Tulis ulang seluruh baris di bawah ini kata demi kata tanpa perubahan apa pun.

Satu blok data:
□ □ □ □ □ □ □
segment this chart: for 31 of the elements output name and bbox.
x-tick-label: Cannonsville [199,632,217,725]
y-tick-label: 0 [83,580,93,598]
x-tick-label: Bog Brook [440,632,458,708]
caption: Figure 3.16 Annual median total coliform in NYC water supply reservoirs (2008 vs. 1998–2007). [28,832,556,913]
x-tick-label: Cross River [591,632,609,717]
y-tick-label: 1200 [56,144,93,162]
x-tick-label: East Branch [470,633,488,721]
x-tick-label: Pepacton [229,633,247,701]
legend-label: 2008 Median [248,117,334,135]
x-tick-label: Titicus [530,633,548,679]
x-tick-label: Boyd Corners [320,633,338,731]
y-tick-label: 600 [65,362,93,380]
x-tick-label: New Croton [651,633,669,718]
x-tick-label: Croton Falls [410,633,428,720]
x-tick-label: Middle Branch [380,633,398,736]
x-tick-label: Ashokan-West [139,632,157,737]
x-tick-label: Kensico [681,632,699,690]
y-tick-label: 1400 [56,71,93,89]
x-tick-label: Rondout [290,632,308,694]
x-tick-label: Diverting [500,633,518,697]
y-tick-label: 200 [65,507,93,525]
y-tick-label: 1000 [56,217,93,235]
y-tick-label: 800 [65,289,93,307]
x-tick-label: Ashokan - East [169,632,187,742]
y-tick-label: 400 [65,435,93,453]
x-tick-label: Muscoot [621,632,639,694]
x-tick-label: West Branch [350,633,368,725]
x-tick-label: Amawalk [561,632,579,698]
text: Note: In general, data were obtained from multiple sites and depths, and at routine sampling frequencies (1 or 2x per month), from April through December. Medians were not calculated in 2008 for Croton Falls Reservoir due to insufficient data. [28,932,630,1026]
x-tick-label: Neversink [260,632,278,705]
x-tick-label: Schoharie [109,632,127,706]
□ □ □ □ □ □ □
#### Jawaban Latihan Ini:
segment this chart: for 31 of the elements output name and bbox.
x-tick-label: Cannonsville [199,632,217,725]
y-tick-label: 0 [83,580,93,598]
x-tick-label: Bog Brook [440,632,458,708]
caption: Figure 3.16 Annual median total coliform in NYC water supply reservoirs (2008 vs. 1998–2007). [28,832,556,913]
x-tick-label: Cross River [591,632,609,717]
y-tick-label: 1200 [56,144,93,162]
x-tick-label: East Branch [470,633,488,721]
x-tick-label: Pepacton [229,633,247,701]
legend-label: 2008 Median [248,117,334,135]
x-tick-label: Titicus [530,633,548,679]
x-tick-label: Boyd Corners [320,633,338,731]
y-tick-label: 600 [65,362,93,380]
x-tick-label: New Croton [651,633,669,718]
x-tick-label: Croton Falls [410,633,428,720]
x-tick-label: Middle Branch [380,633,398,736]
x-tick-label: Ashokan-West [139,632,157,737]
x-tick-label: Kensico [681,632,699,690]
y-tick-label: 1400 [56,71,93,89]
x-tick-label: Rondout [290,632,308,694]
x-tick-label: Diverting [500,633,518,697]
y-tick-label: 200 [65,507,93,525]
y-tick-label: 1000 [56,217,93,235]
y-tick-label: 800 [65,289,93,307]
x-tick-label: Ashokan - East [169,632,187,742]
y-tick-label: 400 [65,435,93,453]
x-tick-label: Muscoot [621,632,639,694]
x-tick-label: West Branch [350,633,368,725]
x-tick-label: Amawalk [561,632,579,698]
text: Note: In general, data were obtained from multiple sites and depths, and at routine sampling frequencies (1 or 2x per month), from April through December. Medians were not calculated in 2008 for Croton Falls Reservoir due to insufficient data. [28,932,630,1026]
x-tick-label: Neversink [260,632,278,705]
x-tick-label: Schoharie [109,632,127,706]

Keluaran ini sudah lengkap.